## Dataset entries on figures:

____

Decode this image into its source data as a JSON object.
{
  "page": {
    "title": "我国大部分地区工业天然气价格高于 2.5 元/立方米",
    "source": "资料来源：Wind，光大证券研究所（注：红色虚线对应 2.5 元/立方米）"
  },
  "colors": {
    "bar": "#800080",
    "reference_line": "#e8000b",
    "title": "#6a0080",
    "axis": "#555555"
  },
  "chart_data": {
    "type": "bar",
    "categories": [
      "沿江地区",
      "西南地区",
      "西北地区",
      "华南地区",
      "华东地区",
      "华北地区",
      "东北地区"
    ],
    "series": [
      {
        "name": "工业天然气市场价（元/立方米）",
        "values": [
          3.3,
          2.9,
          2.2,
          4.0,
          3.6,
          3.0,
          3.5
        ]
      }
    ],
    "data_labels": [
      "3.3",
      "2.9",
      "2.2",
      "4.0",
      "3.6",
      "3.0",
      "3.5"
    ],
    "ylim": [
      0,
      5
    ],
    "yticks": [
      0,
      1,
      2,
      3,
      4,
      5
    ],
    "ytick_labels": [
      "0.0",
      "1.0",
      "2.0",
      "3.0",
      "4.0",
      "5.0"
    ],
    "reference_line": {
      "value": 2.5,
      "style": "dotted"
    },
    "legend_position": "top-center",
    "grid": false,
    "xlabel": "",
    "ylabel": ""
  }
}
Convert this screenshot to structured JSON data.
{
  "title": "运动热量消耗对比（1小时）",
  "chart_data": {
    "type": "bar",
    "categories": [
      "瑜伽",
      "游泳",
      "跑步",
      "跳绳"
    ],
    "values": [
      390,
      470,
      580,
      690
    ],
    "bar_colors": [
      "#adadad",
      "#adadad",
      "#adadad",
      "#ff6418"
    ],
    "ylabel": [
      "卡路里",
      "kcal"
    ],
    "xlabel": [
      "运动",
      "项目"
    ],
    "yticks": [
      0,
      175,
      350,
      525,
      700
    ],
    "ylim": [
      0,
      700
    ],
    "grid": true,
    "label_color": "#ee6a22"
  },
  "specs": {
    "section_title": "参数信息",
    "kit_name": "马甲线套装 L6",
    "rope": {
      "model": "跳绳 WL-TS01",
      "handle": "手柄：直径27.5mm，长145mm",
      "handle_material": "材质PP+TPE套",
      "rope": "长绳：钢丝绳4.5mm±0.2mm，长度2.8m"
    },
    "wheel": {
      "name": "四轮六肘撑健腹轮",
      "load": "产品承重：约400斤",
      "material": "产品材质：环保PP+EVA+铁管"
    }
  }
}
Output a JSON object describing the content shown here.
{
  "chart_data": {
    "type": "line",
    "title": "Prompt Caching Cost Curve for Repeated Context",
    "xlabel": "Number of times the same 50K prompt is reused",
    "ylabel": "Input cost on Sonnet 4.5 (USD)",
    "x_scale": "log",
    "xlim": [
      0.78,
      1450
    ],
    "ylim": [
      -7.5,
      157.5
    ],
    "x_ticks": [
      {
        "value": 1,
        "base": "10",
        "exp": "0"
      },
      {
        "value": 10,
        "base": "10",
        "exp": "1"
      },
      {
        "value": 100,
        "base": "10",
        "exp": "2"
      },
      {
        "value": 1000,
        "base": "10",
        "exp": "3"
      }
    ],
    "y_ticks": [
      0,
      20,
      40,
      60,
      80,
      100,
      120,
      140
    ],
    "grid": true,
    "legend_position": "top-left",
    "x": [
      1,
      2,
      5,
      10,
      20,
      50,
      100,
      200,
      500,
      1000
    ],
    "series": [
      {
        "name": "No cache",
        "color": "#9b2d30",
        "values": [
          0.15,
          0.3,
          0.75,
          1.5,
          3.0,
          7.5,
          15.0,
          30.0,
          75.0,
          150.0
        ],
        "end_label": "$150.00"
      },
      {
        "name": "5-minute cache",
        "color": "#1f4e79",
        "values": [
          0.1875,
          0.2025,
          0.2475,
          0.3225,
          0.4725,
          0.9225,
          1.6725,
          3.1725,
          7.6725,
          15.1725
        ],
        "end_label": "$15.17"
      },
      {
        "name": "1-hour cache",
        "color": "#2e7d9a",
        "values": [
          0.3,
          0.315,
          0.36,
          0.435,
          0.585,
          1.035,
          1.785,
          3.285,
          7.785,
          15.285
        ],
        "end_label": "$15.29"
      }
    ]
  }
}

____

## INSTRUCTION:
Please reproduce each record precisely as written.

## REPLY TO THE TASK:
Decode this image into its source data as a JSON object.
{
  "page": {
    "title": "我国大部分地区工业天然气价格高于 2.5 元/立方米",
    "source": "资料来源：Wind，光大证券研究所（注：红色虚线对应 2.5 元/立方米）"
  },
  "colors": {
    "bar": "#800080",
    "reference_line": "#e8000b",
    "title": "#6a0080",
    "axis": "#555555"
  },
  "chart_data": {
    "type": "bar",
    "categories": [
      "沿江地区",
      "西南地区",
      "西北地区",
      "华南地区",
      "华东地区",
      "华北地区",
      "东北地区"
    ],
    "series": [
      {
        "name": "工业天然气市场价（元/立方米）",
        "values": [
          3.3,
          2.9,
          2.2,
          4.0,
          3.6,
          3.0,
          3.5
        ]
      }
    ],
    "data_labels": [
      "3.3",
      "2.9",
      "2.2",
      "4.0",
      "3.6",
      "3.0",
      "3.5"
    ],
    "ylim": [
      0,
      5
    ],
    "yticks": [
      0,
      1,
      2,
      3,
      4,
      5
    ],
    "ytick_labels": [
      "0.0",
      "1.0",
      "2.0",
      "3.0",
      "4.0",
      "5.0"
    ],
    "reference_line": {
      "value": 2.5,
      "style": "dotted"
    },
    "legend_position": "top-center",
    "grid": false,
    "xlabel": "",
    "ylabel": ""
  }
}
Convert this screenshot to structured JSON data.
{
  "title": "运动热量消耗对比（1小时）",
  "chart_data": {
    "type": "bar",
    "categories": [
      "瑜伽",
      "游泳",
      "跑步",
      "跳绳"
    ],
    "values": [
      390,
      470,
      580,
      690
    ],
    "bar_colors": [
      "#adadad",
      "#adadad",
      "#adadad",
      "#ff6418"
    ],
    "ylabel": [
      "卡路里",
      "kcal"
    ],
    "xlabel": [
      "运动",
      "项目"
    ],
    "yticks": [
      0,
      175,
      350,
      525,
      700
    ],
    "ylim": [
      0,
      700
    ],
    "grid": true,
    "label_color": "#ee6a22"
  },
  "specs": {
    "section_title": "参数信息",
    "kit_name": "马甲线套装 L6",
    "rope": {
      "model": "跳绳 WL-TS01",
      "handle": "手柄：直径27.5mm，长145mm",
      "handle_material": "材质PP+TPE套",
      "rope": "长绳：钢丝绳4.5mm±0.2mm，长度2.8m"
    },
    "wheel": {
      "name": "四轮六肘撑健腹轮",
      "load": "产品承重：约400斤",
      "material": "产品材质：环保PP+EVA+铁管"
    }
  }
}
Output a JSON object describing the content shown here.
{
  "chart_data": {
    "type": "line",
    "title": "Prompt Caching Cost Curve for Repeated Context",
    "xlabel": "Number of times the same 50K prompt is reused",
    "ylabel": "Input cost on Sonnet 4.5 (USD)",
    "x_scale": "log",
    "xlim": [
      0.78,
      1450
    ],
    "ylim": [
      -7.5,
      157.5
    ],
    "x_ticks": [
      {
        "value": 1,
        "base": "10",
        "exp": "0"
      },
      {
        "value": 10,
        "base": "10",
        "exp": "1"
      },
      {
        "value": 100,
        "base": "10",
        "exp": "2"
      },
      {
        "value": 1000,
        "base": "10",
        "exp": "3"
      }
    ],
    "y_ticks": [
      0,
      20,
      40,
      60,
      80,
      100,
      120,
      140
    ],
    "grid": true,
    "legend_position": "top-left",
    "x": [
      1,
      2,
      5,
      10,
      20,
      50,
      100,
      200,
      500,
      1000
    ],
    "series": [
      {
        "name": "No cache",
        "color": "#9b2d30",
        "values": [
          0.15,
          0.3,
          0.75,
          1.5,
          3.0,
          7.5,
          15.0,
          30.0,
          75.0,
          150.0
        ],
        "end_label": "$150.00"
      },
      {
        "name": "5-minute cache",
        "color": "#1f4e79",
        "values": [
          0.1875,
          0.2025,
          0.2475,
          0.3225,
          0.4725,
          0.9225,
          1.6725,
          3.1725,
          7.6725,
          15.1725
        ],
        "end_label": "$15.17"
      },
      {
        "name": "1-hour cache",
        "color": "#2e7d9a",
        "values": [
          0.3,
          0.315,
          0.36,
          0.435,
          0.585,
          1.035,
          1.785,
          3.285,
          7.785,
          15.285
        ],
        "end_label": "$15.29"
      }
    ]
  }
}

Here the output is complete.